--- INSTRUCTION ---
Your task is to print every entry below exactly as given.

— Start DATA FOR PROCESSING —

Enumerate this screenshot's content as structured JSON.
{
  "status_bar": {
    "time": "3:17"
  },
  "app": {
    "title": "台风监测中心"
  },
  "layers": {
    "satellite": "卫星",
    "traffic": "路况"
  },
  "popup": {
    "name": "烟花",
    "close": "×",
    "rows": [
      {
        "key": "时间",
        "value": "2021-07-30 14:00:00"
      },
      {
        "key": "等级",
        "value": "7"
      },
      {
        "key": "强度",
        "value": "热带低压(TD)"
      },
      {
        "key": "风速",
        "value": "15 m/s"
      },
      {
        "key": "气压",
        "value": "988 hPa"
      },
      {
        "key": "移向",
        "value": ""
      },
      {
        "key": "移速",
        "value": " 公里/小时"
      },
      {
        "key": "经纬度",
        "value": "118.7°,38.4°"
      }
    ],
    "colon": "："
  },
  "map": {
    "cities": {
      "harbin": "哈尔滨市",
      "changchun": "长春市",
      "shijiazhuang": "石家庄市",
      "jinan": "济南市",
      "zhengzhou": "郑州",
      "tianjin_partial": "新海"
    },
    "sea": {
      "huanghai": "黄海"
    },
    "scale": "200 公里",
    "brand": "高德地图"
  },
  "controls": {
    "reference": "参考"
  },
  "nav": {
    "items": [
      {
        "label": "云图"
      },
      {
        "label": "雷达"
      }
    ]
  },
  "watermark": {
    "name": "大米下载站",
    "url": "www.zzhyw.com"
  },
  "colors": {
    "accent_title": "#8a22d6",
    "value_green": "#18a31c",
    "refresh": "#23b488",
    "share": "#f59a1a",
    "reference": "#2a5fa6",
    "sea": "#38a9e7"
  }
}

— End DATA FOR PROCESSING —

--- FULL ANSWER ---
Enumerate this screenshot's content as structured JSON.
{
  "status_bar": {
    "time": "3:17"
  },
  "app": {
    "title": "台风监测中心"
  },
  "layers": {
    "satellite": "卫星",
    "traffic": "路况"
  },
  "popup": {
    "name": "烟花",
    "close": "×",
    "rows": [
      {
        "key": "时间",
        "value": "2021-07-30 14:00:00"
      },
      {
        "key": "等级",
        "value": "7"
      },
      {
        "key": "强度",
        "value": "热带低压(TD)"
      },
      {
        "key": "风速",
        "value": "15 m/s"
      },
      {
        "key": "气压",
        "value": "988 hPa"
      },
      {
        "key": "移向",
        "value": ""
      },
      {
        "key": "移速",
        "value": " 公里/小时"
      },
      {
        "key": "经纬度",
        "value": "118.7°,38.4°"
      }
    ],
    "colon": "："
  },
  "map": {
    "cities": {
      "harbin": "哈尔滨市",
      "changchun": "长春市",
      "shijiazhuang": "石家庄市",
      "jinan": "济南市",
      "zhengzhou": "郑州",
      "tianjin_partial": "新海"
    },
    "sea": {
      "huanghai": "黄海"
    },
    "scale": "200 公里",
    "brand": "高德地图"
  },
  "controls": {
    "reference": "参考"
  },
  "nav": {
    "items": [
      {
        "label": "云图"
      },
      {
        "label": "雷达"
      }
    ]
  },
  "watermark": {
    "name": "大米下载站",
    "url": "www.zzhyw.com"
  },
  "colors": {
    "accent_title": "#8a22d6",
    "value_green": "#18a31c",
    "refresh": "#23b488",
    "share": "#f59a1a",
    "reference": "#2a5fa6",
    "sea": "#38a9e7"
  }
}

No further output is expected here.